begin

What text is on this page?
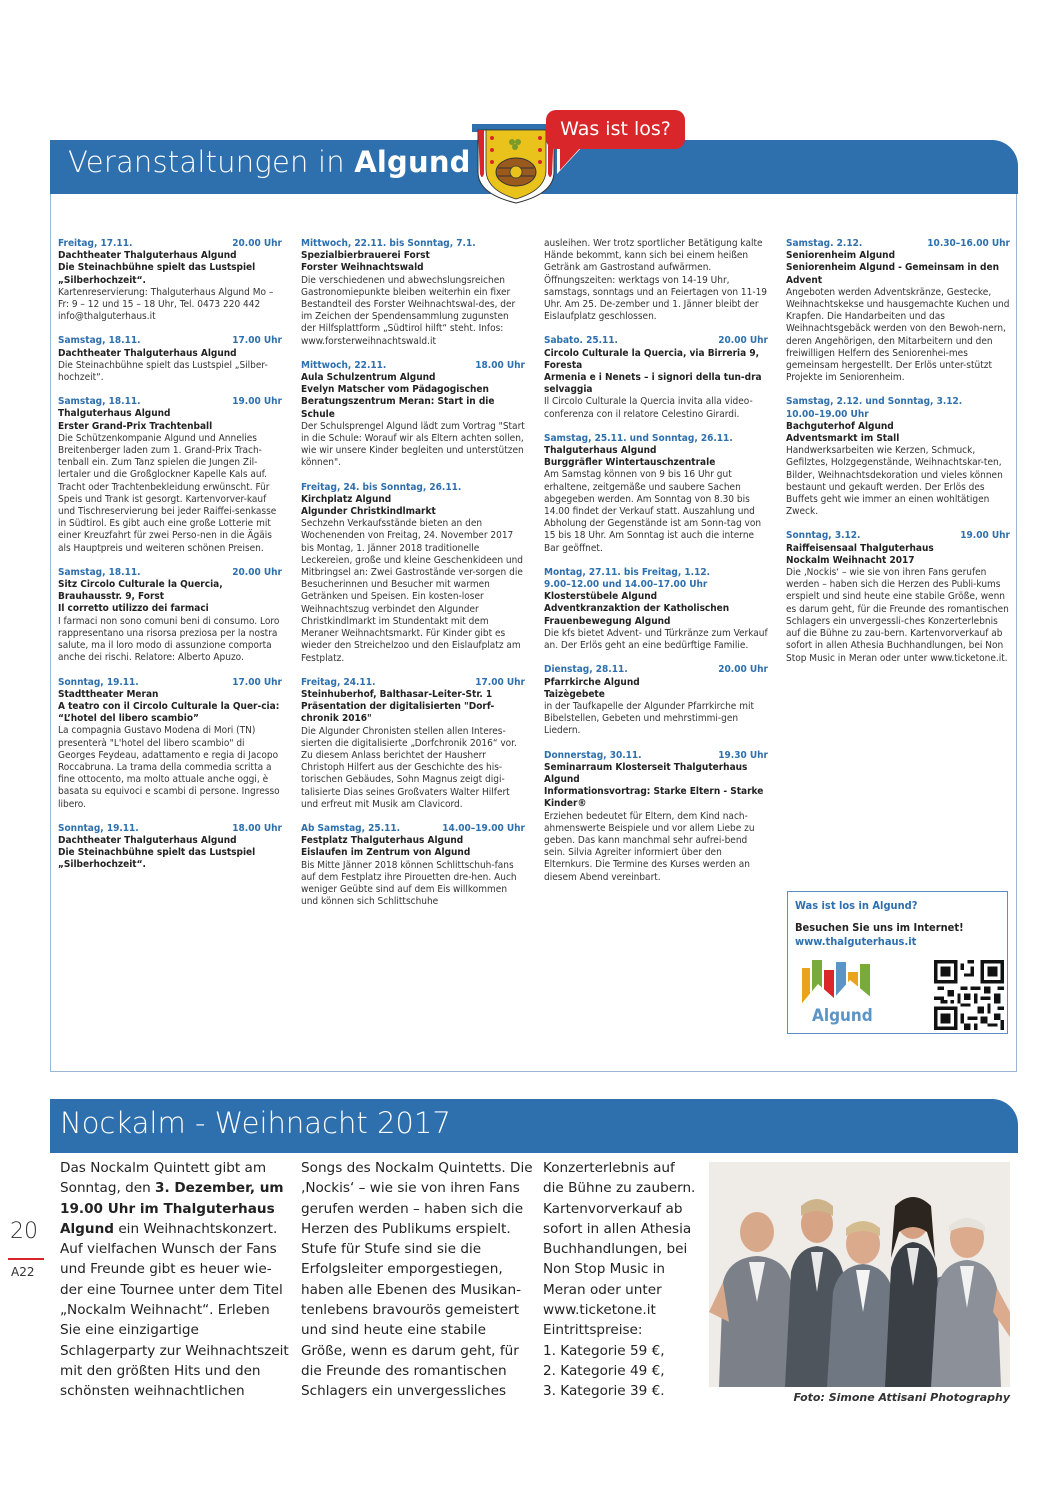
Veranstaltungen in Algund
Was ist los?
Freitag, 17.11.	20.00 Uhr
Dachtheater Thalguterhaus Algund
Die Steinachbühne spielt das Lustspiel „Silberhochzeit“.
Kartenreservierung: Thalguterhaus Algund Mo – Fr: 9 – 12 und 15 – 18 Uhr, Tel. 0473 220 442 info@thalguterhaus.it
Samstag, 18.11.	17.00 Uhr
Dachtheater Thalguterhaus Algund
Die Steinachbühne spielt das Lustspiel „Silber-hochzeit“.
Samstag, 18.11.	19.00 Uhr
Thalguterhaus Algund
Erster Grand-Prix Trachtenball
Die Schützenkompanie Algund und Annelies Breitenberger laden zum 1. Grand-Prix Trach-tenball ein. Zum Tanz spielen die Jungen Zil-lertaler und die Großglockner Kapelle Kals auf. Tracht oder Trachtenbekleidung erwünscht. Für Speis und Trank ist gesorgt. Kartenvorver-kauf und Tischreservierung bei jeder Raiffei-senkasse in Südtirol. Es gibt auch eine große Lotterie mit einer Kreuzfahrt für zwei Perso-nen in die Ägäis als Hauptpreis und weiteren schönen Preisen.
Samstag, 18.11.	20.00 Uhr
Sitz Circolo Culturale la Quercia, Brauhausstr. 9, Forst
Il corretto utilizzo dei farmaci
I farmaci non sono comuni beni di consumo. Loro rappresentano una risorsa preziosa per la nostra salute, ma il loro modo di assunzione comporta anche dei rischi. Relatore: Alberto Apuzo.
Sonntag, 19.11.	17.00 Uhr
Stadttheater Meran
A teatro con il Circolo Culturale la Quer-cia: “L’hotel del libero scambio”
La compagnia Gustavo Modena di Mori (TN) presenterà "L'hotel del libero scambio" di Georges Feydeau, adattamento e regia di Jacopo Roccabruna. La trama della commedia scritta a fine ottocento, ma molto attuale anche oggi, è basata su equivoci e scambi di persone. Ingresso libero.
Sonntag, 19.11.	18.00 Uhr
Dachtheater Thalguterhaus Algund
Die Steinachbühne spielt das Lustspiel „Silberhochzeit“.
Mittwoch, 22.11. bis Sonntag, 7.1.
Spezialbierbrauerei Forst
Forster Weihnachtswald
Die verschiedenen und abwechslungsreichen Gastronomiepunkte bleiben weiterhin ein fixer Bestandteil des Forster Weihnachtswal-des, der im Zeichen der Spendensammlung zugunsten der Hilfsplattform „Südtirol hilft“ steht. Infos: www.forsterweihnachtswald.it
Mittwoch, 22.11.	18.00 Uhr
Aula Schulzentrum Algund
Evelyn Matscher vom Pädagogischen Beratungszentrum Meran: Start in die Schule
Der Schulsprengel Algund lädt zum Vortrag "Start in die Schule: Worauf wir als Eltern achten sollen, wie wir unsere Kinder begleiten und unterstützen können".
Freitag, 24. bis Sonntag, 26.11.
Kirchplatz Algund
Algunder Christkindlmarkt
Sechzehn Verkaufsstände bieten an den Wochenenden von Freitag, 24. November 2017 bis Montag, 1. Jänner 2018 traditionelle Leckereien, große und kleine Geschenkideen und Mitbringsel an: Zwei Gastrostände ver-sorgen die Besucherinnen und Besucher mit warmen Getränken und Speisen. Ein kosten-loser Weihnachtszug verbindet den Algunder Christkindlmarkt im Stundentakt mit dem Meraner Weihnachtsmarkt. Für Kinder gibt es wieder den Streichelzoo und den Eislaufplatz am Festplatz.
Freitag, 24.11.	17.00 Uhr
Steinhuberhof, Balthasar-Leiter-Str. 1
Präsentation der digitalisierten "Dorf-chronik 2016"
Die Algunder Chronisten stellen allen Interes-sierten die digitalisierte „Dorfchronik 2016“ vor. Zu diesem Anlass berichtet der Hausherr Christoph Hilfert aus der Geschichte des his-torischen Gebäudes, Sohn Magnus zeigt digi-talisierte Dias seines Großvaters Walter Hilfert und erfreut mit Musik am Clavicord.
Ab Samstag, 25.11.	14.00–19.00 Uhr
Festplatz Thalguterhaus Algund
Eislaufen im Zentrum von Algund
Bis Mitte Jänner 2018 können Schlittschuh-fans auf dem Festplatz ihre Pirouetten dre-hen. Auch weniger Geübte sind auf dem Eis willkommen und können sich Schlittschuhe
ausleihen. Wer trotz sportlicher Betätigung kalte Hände bekommt, kann sich bei einem heißen Getränk am Gastrostand aufwärmen. Öffnungszeiten: werktags von 14-19 Uhr, samstags, sonntags und an Feiertagen von 11-19 Uhr. Am 25. De-zember und 1. Jänner bleibt der Eislaufplatz geschlossen.
Sabato. 25.11.	20.00 Uhr
Circolo Culturale la Quercia, via Birreria 9, Foresta
Armenia e i Nenets – i signori della tun-dra selvaggia
Il Circolo Culturale la Quercia invita alla video-conferenza con il relatore Celestino Girardi.
Samstag, 25.11. und Sonntag, 26.11.
Thalguterhaus Algund
Burggräfler Wintertauschzentrale
Am Samstag können von 9 bis 16 Uhr gut erhaltene, zeitgemäße und saubere Sachen abgegeben werden. Am Sonntag von 8.30 bis 14.00 findet der Verkauf statt. Auszahlung und Abholung der Gegenstände ist am Sonn-tag von 15 bis 18 Uhr. Am Sonntag ist auch die interne Bar geöffnet.
Montag, 27.11. bis Freitag, 1.12.
9.00–12.00 und 14.00–17.00 Uhr
Klosterstübele Algund
Adventkranzaktion der Katholischen Frauenbewegung Algund
Die kfs bietet Advent- und Türkränze zum Verkauf an. Der Erlös geht an eine bedürftige Familie.
Dienstag, 28.11.	20.00 Uhr
Pfarrkirche Algund
Taizègebete
in der Taufkapelle der Algunder Pfarrkirche mit Bibelstellen, Gebeten und mehrstimmi-gen Liedern.
Donnerstag, 30.11.	19.30 Uhr
Seminarraum Klosterseit Thalguterhaus Algund
Informationsvortrag: Starke Eltern - Starke Kinder®
Erziehen bedeutet für Eltern, dem Kind nach-ahmenswerte Beispiele und vor allem Liebe zu geben. Das kann manchmal sehr aufrei-bend sein. Silvia Agreiter informiert über den Elternkurs. Die Termine des Kurses werden an diesem Abend vereinbart.
Samstag. 2.12.	10.30–16.00 Uhr
Seniorenheim Algund
Seniorenheim Algund - Gemeinsam in den Advent
Angeboten werden Adventskränze, Gestecke, Weihnachtskekse und hausgemachte Kuchen und Krapfen. Die Handarbeiten und das Weihnachtsgebäck werden von den Bewoh-nern, deren Angehörigen, den Mitarbeitern und den freiwilligen Helfern des Seniorenhei-mes gemeinsam hergestellt. Der Erlös unter-stützt Projekte im Seniorenheim.
Samstag, 2.12. und Sonntag, 3.12.
10.00–19.00 Uhr
Bachguterhof Algund
Adventsmarkt im Stall
Handwerksarbeiten wie Kerzen, Schmuck, Gefilztes, Holzgegenstände, Weihnachtskar-ten, Bilder, Weihnachtsdekoration und vieles können bestaunt und gekauft werden. Der Erlös des Buffets geht wie immer an einen wohltätigen Zweck.
Sonntag, 3.12.	19.00 Uhr
Raiffeisensaal Thalguterhaus
Nockalm Weihnacht 2017
Die ‚Nockis‘ – wie sie von ihren Fans gerufen werden – haben sich die Herzen des Publi-kums erspielt und sind heute eine stabile Größe, wenn es darum geht, für die Freunde des romantischen Schlagers ein unvergessli-ches Konzerterlebnis auf die Bühne zu zau-bern. Kartenvorverkauf ab sofort in allen Athesia Buchhandlungen, bei Non Stop Music in Meran oder unter www.ticketone.it.
Was ist los in Algund?
Besuchen Sie uns im Internet!
www.thalguterhaus.it
Algund
Nockalm - Weihnacht 2017
Das Nockalm Quintett gibt am Sonntag, den 3. Dezember, um 19.00 Uhr im Thalguterhaus Algund ein Weihnachtskonzert. Auf vielfachen Wunsch der Fans und Freunde gibt es heuer wie-der eine Tournee unter dem Titel „Nockalm Weihnacht“. Erleben Sie eine einzigartige Schlagerparty zur Weihnachtszeit mit den größten Hits und den schönsten weihnachtlichen
Songs des Nockalm Quintetts. Die ‚Nockis‘ – wie sie von ihren Fans gerufen werden – haben sich die Herzen des Publikums erspielt. Stufe für Stufe sind sie die Erfolgsleiter emporgestiegen, haben alle Ebenen des Musikan-tenlebens bravourös gemeistert und sind heute eine stabile Größe, wenn es darum geht, für die Freunde des romantischen Schlagers ein unvergessliches
Konzerterlebnis auf
die Bühne zu zaubern.
Kartenvorverkauf ab
sofort in allen Athesia
Buchhandlungen, bei
Non Stop Music in
Meran oder unter
www.ticketone.it
Eintrittspreise:
1. Kategorie 59 €,
2. Kategorie 49 €,
3. Kategorie 39 €.	Foto: Simone Attisani Photography
20
A22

end

• **To do**
Copy every line of the entries above in which "Kategorie" occurs.

• **The answer**
1. Kategorie 59 €,
2. Kategorie 49 €,
3. Kategorie 39 €.	Foto: Simone Attisani Photography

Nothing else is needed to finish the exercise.